_TO BE DONE_
Locate every line in the records below that holds the word "structure" and return each one.
— START OF THE RECORDS —
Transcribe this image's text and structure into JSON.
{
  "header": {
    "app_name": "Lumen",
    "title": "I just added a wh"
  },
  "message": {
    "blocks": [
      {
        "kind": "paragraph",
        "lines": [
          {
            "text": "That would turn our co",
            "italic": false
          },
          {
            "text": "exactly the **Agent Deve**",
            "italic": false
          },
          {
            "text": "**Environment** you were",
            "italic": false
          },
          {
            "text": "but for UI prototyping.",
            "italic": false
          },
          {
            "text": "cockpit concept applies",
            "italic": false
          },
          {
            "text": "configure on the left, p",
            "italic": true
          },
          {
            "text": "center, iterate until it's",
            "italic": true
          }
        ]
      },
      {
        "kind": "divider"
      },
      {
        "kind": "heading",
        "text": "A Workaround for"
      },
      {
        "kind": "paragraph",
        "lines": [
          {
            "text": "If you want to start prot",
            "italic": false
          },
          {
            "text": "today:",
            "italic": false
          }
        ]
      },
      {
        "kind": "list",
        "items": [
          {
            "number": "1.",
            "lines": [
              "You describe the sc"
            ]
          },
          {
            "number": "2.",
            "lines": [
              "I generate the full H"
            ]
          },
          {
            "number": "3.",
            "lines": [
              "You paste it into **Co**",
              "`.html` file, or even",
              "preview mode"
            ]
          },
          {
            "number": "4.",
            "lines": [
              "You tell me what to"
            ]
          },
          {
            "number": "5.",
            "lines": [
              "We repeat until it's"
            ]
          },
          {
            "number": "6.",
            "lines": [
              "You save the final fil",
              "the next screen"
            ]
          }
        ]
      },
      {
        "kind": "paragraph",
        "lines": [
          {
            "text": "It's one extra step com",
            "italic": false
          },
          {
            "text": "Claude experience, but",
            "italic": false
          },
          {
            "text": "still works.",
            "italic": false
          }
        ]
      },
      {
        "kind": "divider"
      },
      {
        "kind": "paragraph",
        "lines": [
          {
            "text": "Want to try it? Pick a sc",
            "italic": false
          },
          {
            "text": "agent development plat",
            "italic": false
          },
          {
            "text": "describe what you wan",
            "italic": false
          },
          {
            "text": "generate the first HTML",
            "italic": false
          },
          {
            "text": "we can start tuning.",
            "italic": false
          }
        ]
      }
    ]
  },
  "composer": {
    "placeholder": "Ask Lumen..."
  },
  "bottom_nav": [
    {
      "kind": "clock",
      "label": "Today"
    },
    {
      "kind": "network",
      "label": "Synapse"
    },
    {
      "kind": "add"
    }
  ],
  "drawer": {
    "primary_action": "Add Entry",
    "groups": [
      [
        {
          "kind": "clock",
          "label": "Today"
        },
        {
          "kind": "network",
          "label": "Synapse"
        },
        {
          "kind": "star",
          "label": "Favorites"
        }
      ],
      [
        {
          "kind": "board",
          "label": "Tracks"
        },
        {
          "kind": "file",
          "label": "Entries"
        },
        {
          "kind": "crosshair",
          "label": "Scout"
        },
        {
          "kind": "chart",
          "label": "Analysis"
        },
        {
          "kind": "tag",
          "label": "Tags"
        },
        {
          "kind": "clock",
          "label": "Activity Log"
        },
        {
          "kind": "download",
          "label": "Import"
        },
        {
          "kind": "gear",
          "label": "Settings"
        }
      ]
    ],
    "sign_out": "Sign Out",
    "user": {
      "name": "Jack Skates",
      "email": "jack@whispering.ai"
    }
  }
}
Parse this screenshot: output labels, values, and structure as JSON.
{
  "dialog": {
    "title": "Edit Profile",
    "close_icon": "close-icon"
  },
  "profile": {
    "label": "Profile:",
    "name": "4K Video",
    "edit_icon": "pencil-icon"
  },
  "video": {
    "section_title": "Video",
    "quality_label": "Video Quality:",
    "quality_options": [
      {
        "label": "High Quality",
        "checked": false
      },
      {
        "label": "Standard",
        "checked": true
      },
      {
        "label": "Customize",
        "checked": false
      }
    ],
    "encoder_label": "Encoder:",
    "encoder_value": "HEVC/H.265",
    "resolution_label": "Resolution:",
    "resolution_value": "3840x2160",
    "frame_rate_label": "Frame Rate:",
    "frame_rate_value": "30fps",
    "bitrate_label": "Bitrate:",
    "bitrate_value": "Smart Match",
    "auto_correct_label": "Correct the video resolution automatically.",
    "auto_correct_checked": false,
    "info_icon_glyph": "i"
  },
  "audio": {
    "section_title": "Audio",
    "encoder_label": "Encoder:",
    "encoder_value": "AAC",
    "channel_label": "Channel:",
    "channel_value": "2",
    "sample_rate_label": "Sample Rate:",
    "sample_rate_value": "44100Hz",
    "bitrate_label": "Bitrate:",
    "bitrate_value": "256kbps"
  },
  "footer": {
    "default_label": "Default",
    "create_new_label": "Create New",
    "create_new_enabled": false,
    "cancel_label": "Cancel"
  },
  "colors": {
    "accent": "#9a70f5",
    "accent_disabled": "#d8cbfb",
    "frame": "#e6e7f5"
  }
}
— END OF THE RECORDS —
_SOLUTION TO THE EXERCISE_
Transcribe this image's text and structure into JSON.
Parse this screenshot: output labels, values, and structure as JSON.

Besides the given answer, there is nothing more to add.